• [To do]:
In the records below, find the line containing "Read out every word on this page."; copy exactly that line and all lines after it to the end, and nothing else.
----
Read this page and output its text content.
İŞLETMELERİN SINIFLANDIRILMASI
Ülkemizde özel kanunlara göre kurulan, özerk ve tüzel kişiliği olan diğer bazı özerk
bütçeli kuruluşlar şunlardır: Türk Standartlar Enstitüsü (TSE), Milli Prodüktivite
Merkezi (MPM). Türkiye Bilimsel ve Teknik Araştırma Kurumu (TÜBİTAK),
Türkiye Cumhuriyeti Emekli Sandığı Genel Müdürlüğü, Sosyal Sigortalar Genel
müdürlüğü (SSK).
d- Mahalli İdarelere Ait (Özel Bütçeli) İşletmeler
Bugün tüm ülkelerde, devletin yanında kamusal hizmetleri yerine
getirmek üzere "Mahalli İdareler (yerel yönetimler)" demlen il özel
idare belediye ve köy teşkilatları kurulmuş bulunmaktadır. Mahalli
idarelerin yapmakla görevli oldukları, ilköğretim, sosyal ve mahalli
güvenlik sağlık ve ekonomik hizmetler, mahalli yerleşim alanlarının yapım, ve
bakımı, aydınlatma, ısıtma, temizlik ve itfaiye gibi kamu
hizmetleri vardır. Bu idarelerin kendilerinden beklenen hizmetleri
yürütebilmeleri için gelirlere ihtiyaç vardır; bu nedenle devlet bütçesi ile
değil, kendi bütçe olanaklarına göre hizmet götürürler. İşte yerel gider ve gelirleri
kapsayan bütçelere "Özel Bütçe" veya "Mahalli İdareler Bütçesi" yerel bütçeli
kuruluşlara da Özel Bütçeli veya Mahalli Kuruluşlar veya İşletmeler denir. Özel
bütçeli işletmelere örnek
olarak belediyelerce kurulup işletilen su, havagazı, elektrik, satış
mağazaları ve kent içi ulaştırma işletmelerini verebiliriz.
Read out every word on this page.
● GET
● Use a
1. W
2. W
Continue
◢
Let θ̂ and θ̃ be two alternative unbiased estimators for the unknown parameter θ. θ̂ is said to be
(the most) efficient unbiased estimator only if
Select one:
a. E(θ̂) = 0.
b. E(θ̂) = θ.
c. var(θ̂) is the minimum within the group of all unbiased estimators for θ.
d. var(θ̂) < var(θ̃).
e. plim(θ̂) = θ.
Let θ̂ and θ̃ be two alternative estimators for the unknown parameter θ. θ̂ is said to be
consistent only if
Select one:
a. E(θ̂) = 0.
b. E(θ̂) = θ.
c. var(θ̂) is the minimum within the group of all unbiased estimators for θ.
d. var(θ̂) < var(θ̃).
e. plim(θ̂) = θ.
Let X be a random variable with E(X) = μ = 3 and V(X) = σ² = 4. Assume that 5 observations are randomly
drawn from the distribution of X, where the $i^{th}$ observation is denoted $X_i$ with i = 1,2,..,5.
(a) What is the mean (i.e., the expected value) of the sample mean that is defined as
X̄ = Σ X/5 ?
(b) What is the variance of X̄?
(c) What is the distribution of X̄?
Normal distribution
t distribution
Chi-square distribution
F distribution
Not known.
----
• [Task response]:
Read out every word on this page.
● GET
● Use a
1. W
2. W
Continue
◢
Let θ̂ and θ̃ be two alternative unbiased estimators for the unknown parameter θ. θ̂ is said to be
(the most) efficient unbiased estimator only if
Select one:
a. E(θ̂) = 0.
b. E(θ̂) = θ.
c. var(θ̂) is the minimum within the group of all unbiased estimators for θ.
d. var(θ̂) < var(θ̃).
e. plim(θ̂) = θ.
Let θ̂ and θ̃ be two alternative estimators for the unknown parameter θ. θ̂ is said to be
consistent only if
Select one:
a. E(θ̂) = 0.
b. E(θ̂) = θ.
c. var(θ̂) is the minimum within the group of all unbiased estimators for θ.
d. var(θ̂) < var(θ̃).
e. plim(θ̂) = θ.
Let X be a random variable with E(X) = μ = 3 and V(X) = σ² = 4. Assume that 5 observations are randomly
drawn from the distribution of X, where the $i^{th}$ observation is denoted $X_i$ with i = 1,2,..,5.
(a) What is the mean (i.e., the expected value) of the sample mean that is defined as
X̄ = Σ X/5 ?
(b) What is the variance of X̄?
(c) What is the distribution of X̄?
Normal distribution
t distribution
Chi-square distribution
F distribution
Not known.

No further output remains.